[start of STORED ROWS]

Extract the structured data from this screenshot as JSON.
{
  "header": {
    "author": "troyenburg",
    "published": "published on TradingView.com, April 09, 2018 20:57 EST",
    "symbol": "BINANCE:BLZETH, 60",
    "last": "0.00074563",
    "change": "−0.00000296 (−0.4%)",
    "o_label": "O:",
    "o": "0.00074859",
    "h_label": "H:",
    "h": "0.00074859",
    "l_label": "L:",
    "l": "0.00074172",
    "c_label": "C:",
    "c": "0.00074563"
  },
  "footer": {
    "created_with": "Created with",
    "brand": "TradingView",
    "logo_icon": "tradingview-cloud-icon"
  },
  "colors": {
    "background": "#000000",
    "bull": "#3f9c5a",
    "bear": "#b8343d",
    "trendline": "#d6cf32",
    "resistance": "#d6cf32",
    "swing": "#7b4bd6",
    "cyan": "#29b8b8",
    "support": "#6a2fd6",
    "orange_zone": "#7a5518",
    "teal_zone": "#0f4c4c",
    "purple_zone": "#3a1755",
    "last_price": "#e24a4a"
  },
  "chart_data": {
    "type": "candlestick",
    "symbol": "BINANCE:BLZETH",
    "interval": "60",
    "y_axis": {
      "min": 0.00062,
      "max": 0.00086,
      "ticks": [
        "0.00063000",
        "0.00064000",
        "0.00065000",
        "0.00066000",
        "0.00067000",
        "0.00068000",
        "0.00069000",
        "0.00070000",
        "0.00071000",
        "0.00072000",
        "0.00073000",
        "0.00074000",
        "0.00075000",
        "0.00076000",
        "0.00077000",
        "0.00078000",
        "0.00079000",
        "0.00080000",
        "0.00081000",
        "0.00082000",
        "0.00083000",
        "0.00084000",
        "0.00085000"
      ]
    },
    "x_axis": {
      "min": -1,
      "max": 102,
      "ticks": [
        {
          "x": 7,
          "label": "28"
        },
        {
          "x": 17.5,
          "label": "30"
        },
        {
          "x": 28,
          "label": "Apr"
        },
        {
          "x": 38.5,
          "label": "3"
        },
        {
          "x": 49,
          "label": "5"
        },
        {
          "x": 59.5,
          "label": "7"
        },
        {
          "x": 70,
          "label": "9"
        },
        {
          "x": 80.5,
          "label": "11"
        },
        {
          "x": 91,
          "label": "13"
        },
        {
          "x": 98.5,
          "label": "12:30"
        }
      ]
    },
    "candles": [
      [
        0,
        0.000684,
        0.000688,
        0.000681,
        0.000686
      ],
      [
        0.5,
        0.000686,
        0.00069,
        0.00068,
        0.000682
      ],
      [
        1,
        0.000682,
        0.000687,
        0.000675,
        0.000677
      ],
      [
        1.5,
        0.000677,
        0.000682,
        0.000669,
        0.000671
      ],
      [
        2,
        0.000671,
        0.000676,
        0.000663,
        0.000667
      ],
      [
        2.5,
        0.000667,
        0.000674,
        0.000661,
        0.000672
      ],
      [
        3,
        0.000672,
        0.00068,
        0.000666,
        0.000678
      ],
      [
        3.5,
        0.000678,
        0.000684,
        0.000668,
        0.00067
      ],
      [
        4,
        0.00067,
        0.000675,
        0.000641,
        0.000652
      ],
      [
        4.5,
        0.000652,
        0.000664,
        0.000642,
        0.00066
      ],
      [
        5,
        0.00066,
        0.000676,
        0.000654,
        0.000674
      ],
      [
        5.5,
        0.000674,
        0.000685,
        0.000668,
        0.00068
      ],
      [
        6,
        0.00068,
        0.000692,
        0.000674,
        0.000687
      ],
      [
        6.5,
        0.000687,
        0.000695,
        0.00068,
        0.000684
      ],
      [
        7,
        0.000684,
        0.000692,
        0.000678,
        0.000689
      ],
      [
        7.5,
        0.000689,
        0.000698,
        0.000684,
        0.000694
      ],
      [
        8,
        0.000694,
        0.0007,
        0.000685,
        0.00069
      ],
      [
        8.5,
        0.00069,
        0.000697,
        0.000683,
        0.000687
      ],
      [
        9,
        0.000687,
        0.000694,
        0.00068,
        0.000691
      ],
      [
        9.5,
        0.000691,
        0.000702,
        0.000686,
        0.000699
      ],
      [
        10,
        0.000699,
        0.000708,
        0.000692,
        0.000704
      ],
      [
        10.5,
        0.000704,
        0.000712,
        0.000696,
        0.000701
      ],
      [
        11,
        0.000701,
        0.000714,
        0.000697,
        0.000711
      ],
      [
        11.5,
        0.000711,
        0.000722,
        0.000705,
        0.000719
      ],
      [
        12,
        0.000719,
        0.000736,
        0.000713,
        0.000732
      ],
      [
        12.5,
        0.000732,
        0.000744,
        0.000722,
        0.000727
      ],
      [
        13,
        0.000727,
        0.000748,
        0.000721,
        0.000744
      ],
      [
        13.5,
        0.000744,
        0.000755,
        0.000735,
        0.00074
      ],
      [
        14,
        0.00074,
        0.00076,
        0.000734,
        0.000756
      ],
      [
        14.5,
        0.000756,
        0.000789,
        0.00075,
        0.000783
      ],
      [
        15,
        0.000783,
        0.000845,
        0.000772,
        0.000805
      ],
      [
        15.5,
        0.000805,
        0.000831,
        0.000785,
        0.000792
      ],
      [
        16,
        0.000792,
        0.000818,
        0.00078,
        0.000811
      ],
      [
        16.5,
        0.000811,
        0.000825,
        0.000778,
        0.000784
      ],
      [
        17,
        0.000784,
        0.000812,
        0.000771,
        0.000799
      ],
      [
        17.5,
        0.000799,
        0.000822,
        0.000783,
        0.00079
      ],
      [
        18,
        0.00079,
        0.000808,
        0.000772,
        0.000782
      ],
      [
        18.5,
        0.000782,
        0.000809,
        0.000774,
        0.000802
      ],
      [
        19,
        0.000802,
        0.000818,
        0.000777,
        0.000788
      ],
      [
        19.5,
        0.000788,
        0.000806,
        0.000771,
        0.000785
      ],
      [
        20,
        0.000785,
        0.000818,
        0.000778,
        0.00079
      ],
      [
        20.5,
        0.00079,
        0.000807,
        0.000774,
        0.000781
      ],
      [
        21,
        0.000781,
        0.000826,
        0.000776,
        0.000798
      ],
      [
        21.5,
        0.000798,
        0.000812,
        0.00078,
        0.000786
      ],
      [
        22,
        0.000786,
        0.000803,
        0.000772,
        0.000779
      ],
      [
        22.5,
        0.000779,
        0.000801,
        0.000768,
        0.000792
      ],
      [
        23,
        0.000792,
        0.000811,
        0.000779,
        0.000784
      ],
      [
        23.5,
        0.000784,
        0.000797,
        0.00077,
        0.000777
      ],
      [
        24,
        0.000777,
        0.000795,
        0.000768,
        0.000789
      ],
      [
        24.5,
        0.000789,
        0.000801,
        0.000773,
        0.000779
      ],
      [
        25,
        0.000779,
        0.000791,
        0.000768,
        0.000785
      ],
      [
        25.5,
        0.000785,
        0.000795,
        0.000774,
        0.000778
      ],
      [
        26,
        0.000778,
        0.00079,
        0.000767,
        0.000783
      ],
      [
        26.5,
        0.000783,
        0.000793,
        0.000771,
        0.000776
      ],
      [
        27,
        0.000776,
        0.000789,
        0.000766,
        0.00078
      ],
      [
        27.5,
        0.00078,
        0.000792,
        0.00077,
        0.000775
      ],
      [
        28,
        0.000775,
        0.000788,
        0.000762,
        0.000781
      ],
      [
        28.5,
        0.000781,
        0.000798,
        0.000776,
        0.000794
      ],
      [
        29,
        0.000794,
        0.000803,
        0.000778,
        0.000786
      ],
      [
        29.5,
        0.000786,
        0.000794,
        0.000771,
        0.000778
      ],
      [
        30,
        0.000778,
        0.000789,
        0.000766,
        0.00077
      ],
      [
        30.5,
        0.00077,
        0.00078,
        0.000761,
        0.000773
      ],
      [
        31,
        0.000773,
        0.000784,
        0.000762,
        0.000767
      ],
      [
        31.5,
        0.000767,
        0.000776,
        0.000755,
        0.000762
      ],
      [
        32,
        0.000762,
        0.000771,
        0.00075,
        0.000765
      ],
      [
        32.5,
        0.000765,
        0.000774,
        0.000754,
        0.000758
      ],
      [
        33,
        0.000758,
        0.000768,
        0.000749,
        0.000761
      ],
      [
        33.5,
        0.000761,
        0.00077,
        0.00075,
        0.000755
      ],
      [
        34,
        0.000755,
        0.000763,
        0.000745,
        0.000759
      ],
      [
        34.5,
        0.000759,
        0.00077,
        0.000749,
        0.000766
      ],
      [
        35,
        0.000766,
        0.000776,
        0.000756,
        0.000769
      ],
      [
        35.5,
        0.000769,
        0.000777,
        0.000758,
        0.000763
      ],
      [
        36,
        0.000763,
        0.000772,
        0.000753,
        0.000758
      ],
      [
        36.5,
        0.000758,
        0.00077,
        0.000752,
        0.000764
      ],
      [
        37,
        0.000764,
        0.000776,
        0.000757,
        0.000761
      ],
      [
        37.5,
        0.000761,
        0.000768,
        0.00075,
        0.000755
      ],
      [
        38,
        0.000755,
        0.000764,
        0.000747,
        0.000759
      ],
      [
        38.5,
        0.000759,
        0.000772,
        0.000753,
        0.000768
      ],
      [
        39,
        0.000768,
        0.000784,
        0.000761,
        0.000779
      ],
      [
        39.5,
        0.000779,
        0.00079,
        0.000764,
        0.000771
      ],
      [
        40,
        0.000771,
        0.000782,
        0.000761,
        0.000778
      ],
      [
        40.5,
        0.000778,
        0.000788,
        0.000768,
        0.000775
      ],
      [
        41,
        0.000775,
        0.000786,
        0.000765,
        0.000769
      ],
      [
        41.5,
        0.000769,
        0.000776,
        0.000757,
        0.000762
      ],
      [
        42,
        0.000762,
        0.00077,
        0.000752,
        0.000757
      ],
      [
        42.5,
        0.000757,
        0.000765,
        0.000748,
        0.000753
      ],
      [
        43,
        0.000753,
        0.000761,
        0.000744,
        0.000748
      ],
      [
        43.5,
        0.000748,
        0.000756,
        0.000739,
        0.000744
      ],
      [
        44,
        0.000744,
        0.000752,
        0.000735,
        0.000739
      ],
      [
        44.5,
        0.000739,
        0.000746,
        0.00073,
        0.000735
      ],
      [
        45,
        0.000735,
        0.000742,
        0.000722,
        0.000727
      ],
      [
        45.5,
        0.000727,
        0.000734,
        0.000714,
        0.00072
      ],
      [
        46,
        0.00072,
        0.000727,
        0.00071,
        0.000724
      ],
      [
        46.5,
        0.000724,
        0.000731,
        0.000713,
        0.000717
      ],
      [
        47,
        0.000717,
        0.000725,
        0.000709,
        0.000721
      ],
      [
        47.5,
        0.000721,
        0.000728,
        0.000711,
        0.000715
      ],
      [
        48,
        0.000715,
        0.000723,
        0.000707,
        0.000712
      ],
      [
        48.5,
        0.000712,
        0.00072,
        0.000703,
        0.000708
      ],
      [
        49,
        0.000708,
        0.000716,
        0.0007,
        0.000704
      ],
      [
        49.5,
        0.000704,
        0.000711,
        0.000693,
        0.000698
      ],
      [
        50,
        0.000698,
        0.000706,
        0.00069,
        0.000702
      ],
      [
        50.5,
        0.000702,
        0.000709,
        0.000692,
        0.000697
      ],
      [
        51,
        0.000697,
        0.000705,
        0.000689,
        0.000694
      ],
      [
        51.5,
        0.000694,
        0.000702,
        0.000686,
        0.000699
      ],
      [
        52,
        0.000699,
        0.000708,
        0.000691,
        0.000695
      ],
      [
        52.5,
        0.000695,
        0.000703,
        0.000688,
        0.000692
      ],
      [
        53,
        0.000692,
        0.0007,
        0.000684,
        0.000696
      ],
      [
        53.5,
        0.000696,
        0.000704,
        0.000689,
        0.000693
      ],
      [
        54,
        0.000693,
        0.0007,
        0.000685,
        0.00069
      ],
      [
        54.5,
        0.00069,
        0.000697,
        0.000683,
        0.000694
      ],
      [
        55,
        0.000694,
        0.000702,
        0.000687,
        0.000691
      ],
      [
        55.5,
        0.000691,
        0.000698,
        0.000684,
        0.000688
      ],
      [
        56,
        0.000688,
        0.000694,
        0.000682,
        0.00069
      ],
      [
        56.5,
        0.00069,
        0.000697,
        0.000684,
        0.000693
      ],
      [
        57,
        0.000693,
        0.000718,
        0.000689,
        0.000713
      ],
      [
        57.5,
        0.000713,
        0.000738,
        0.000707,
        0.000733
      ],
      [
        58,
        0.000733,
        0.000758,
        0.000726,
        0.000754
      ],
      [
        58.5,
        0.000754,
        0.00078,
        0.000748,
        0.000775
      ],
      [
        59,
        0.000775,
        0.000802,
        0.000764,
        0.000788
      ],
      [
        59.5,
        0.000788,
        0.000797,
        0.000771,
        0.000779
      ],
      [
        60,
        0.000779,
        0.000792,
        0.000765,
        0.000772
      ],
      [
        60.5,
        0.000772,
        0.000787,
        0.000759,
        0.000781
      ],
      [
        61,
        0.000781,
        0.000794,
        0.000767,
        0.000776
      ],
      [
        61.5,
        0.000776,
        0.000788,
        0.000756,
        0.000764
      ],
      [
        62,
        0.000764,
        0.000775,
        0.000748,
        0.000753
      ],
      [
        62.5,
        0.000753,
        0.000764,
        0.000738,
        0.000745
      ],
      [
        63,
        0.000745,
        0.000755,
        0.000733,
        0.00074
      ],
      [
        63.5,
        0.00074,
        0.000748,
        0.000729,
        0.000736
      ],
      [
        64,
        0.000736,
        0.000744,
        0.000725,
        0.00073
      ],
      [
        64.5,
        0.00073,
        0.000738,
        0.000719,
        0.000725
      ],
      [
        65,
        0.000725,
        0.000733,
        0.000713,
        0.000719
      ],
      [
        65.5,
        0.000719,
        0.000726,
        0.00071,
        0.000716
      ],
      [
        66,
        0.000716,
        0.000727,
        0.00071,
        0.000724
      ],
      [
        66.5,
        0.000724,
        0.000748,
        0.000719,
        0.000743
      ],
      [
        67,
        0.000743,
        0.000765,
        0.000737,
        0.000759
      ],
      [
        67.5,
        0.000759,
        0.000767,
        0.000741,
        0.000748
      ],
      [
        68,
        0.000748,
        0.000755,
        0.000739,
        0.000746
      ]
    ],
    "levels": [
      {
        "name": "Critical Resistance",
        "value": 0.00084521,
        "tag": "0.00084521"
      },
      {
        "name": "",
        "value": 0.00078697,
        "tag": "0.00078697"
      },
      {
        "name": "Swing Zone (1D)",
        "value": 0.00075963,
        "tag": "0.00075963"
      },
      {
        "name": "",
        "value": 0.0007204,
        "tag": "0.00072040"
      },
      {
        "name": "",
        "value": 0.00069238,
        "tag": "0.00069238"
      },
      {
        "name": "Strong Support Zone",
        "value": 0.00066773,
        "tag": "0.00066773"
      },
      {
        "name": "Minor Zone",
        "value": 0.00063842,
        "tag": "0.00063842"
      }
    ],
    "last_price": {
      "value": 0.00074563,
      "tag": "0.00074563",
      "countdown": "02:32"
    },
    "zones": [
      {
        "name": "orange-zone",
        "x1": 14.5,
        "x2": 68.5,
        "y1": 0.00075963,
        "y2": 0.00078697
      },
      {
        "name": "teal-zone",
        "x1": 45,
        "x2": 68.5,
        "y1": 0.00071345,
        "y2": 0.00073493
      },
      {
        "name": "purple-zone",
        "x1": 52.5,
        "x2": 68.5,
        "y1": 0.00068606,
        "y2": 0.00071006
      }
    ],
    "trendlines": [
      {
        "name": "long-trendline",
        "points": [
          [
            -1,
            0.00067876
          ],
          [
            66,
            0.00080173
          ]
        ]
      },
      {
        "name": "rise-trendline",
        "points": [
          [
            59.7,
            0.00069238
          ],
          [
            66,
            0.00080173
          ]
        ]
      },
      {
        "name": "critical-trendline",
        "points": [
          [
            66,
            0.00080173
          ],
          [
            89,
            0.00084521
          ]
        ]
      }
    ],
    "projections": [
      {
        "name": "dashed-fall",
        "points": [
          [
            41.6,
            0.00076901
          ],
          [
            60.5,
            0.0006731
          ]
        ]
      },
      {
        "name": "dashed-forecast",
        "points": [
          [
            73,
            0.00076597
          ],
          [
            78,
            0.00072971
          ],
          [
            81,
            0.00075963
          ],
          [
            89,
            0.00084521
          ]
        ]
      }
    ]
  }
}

[end of STORED ROWS]

# DIRECTIONS:
Reply with one number only: how many lines of the listing hold "BLZETH"?

# SOLUTION:
2